Provide an exact reproduction of every entry.

Extracted data entries:

^^^^

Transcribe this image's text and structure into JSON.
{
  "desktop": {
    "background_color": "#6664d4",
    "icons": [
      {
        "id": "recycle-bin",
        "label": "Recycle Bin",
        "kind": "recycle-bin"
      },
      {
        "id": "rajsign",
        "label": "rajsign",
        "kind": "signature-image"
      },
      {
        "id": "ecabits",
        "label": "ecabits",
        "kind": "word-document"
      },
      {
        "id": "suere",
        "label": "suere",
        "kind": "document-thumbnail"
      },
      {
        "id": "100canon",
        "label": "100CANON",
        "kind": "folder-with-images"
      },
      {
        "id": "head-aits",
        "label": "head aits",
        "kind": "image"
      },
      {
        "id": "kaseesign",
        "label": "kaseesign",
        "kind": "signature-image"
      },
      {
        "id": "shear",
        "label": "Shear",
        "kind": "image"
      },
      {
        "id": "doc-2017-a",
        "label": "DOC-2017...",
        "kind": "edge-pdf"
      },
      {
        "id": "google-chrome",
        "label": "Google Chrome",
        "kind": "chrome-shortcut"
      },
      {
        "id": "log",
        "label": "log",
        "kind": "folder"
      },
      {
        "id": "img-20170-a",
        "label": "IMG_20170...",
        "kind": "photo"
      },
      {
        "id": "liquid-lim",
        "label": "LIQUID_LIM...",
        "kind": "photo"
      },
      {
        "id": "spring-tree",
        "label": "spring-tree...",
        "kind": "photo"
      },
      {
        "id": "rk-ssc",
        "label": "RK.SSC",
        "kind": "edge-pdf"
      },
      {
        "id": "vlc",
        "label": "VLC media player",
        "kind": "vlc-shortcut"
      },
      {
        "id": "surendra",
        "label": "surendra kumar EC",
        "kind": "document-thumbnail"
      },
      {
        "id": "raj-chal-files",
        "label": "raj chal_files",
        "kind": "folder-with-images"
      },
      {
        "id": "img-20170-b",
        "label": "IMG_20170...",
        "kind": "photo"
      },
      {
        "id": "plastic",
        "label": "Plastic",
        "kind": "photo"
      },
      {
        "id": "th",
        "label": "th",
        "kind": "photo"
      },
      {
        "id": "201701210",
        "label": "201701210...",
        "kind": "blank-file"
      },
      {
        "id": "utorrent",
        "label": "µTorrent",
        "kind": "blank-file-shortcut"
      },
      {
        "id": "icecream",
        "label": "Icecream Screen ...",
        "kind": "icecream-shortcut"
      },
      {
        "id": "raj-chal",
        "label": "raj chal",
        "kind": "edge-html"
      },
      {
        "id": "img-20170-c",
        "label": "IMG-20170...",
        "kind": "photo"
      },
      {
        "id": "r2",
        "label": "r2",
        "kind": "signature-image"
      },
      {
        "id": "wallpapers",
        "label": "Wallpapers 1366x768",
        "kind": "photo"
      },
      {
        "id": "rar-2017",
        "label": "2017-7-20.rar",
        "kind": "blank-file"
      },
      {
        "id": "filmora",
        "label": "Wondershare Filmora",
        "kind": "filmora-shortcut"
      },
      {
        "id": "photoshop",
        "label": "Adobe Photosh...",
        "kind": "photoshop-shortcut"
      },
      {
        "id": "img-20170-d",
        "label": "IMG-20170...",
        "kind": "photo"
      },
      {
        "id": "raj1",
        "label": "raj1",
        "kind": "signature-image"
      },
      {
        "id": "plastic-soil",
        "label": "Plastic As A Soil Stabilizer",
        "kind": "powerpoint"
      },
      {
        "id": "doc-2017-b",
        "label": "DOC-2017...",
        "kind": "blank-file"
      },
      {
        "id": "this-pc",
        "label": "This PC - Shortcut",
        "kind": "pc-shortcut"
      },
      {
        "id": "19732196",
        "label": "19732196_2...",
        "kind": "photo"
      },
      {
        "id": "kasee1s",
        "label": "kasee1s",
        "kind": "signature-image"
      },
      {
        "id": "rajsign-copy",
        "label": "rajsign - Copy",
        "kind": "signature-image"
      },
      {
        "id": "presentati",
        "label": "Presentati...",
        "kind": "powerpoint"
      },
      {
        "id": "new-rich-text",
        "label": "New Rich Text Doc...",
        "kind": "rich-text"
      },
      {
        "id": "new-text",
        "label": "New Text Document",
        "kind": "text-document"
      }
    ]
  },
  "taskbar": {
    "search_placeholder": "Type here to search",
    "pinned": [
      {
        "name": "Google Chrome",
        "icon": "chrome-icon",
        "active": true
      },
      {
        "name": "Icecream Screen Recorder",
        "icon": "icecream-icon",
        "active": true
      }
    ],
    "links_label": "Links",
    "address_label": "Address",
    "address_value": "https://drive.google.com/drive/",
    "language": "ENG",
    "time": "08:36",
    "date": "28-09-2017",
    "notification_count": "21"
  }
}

^^^^

— Written response —
Transcribe this image's text and structure into JSON.
{
  "desktop": {
    "background_color": "#6664d4",
    "icons": [
      {
        "id": "recycle-bin",
        "label": "Recycle Bin",
        "kind": "recycle-bin"
      },
      {
        "id": "rajsign",
        "label": "rajsign",
        "kind": "signature-image"
      },
      {
        "id": "ecabits",
        "label": "ecabits",
        "kind": "word-document"
      },
      {
        "id": "suere",
        "label": "suere",
        "kind": "document-thumbnail"
      },
      {
        "id": "100canon",
        "label": "100CANON",
        "kind": "folder-with-images"
      },
      {
        "id": "head-aits",
        "label": "head aits",
        "kind": "image"
      },
      {
        "id": "kaseesign",
        "label": "kaseesign",
        "kind": "signature-image"
      },
      {
        "id": "shear",
        "label": "Shear",
        "kind": "image"
      },
      {
        "id": "doc-2017-a",
        "label": "DOC-2017...",
        "kind": "edge-pdf"
      },
      {
        "id": "google-chrome",
        "label": "Google Chrome",
        "kind": "chrome-shortcut"
      },
      {
        "id": "log",
        "label": "log",
        "kind": "folder"
      },
      {
        "id": "img-20170-a",
        "label": "IMG_20170...",
        "kind": "photo"
      },
      {
        "id": "liquid-lim",
        "label": "LIQUID_LIM...",
        "kind": "photo"
      },
      {
        "id": "spring-tree",
        "label": "spring-tree...",
        "kind": "photo"
      },
      {
        "id": "rk-ssc",
        "label": "RK.SSC",
        "kind": "edge-pdf"
      },
      {
        "id": "vlc",
        "label": "VLC media player",
        "kind": "vlc-shortcut"
      },
      {
        "id": "surendra",
        "label": "surendra kumar EC",
        "kind": "document-thumbnail"
      },
      {
        "id": "raj-chal-files",
        "label": "raj chal_files",
        "kind": "folder-with-images"
      },
      {
        "id": "img-20170-b",
        "label": "IMG_20170...",
        "kind": "photo"
      },
      {
        "id": "plastic",
        "label": "Plastic",
        "kind": "photo"
      },
      {
        "id": "th",
        "label": "th",
        "kind": "photo"
      },
      {
        "id": "201701210",
        "label": "201701210...",
        "kind": "blank-file"
      },
      {
        "id": "utorrent",
        "label": "µTorrent",
        "kind": "blank-file-shortcut"
      },
      {
        "id": "icecream",
        "label": "Icecream Screen ...",
        "kind": "icecream-shortcut"
      },
      {
        "id": "raj-chal",
        "label": "raj chal",
        "kind": "edge-html"
      },
      {
        "id": "img-20170-c",
        "label": "IMG-20170...",
        "kind": "photo"
      },
      {
        "id": "r2",
        "label": "r2",
        "kind": "signature-image"
      },
      {
        "id": "wallpapers",
        "label": "Wallpapers 1366x768",
        "kind": "photo"
      },
      {
        "id": "rar-2017",
        "label": "2017-7-20.rar",
        "kind": "blank-file"
      },
      {
        "id": "filmora",
        "label": "Wondershare Filmora",
        "kind": "filmora-shortcut"
      },
      {
        "id": "photoshop",
        "label": "Adobe Photosh...",
        "kind": "photoshop-shortcut"
      },
      {
        "id": "img-20170-d",
        "label": "IMG-20170...",
        "kind": "photo"
      },
      {
        "id": "raj1",
        "label": "raj1",
        "kind": "signature-image"
      },
      {
        "id": "plastic-soil",
        "label": "Plastic As A Soil Stabilizer",
        "kind": "powerpoint"
      },
      {
        "id": "doc-2017-b",
        "label": "DOC-2017...",
        "kind": "blank-file"
      },
      {
        "id": "this-pc",
        "label": "This PC - Shortcut",
        "kind": "pc-shortcut"
      },
      {
        "id": "19732196",
        "label": "19732196_2...",
        "kind": "photo"
      },
      {
        "id": "kasee1s",
        "label": "kasee1s",
        "kind": "signature-image"
      },
      {
        "id": "rajsign-copy",
        "label": "rajsign - Copy",
        "kind": "signature-image"
      },
      {
        "id": "presentati",
        "label": "Presentati...",
        "kind": "powerpoint"
      },
      {
        "id": "new-rich-text",
        "label": "New Rich Text Doc...",
        "kind": "rich-text"
      },
      {
        "id": "new-text",
        "label": "New Text Document",
        "kind": "text-document"
      }
    ]
  },
  "taskbar": {
    "search_placeholder": "Type here to search",
    "pinned": [
      {
        "name": "Google Chrome",
        "icon": "chrome-icon",
        "active": true
      },
      {
        "name": "Icecream Screen Recorder",
        "icon": "icecream-icon",
        "active": true
      }
    ],
    "links_label": "Links",
    "address_label": "Address",
    "address_value": "https://drive.google.com/drive/",
    "language": "ENG",
    "time": "08:36",
    "date": "28-09-2017",
    "notification_count": "21"
  }
}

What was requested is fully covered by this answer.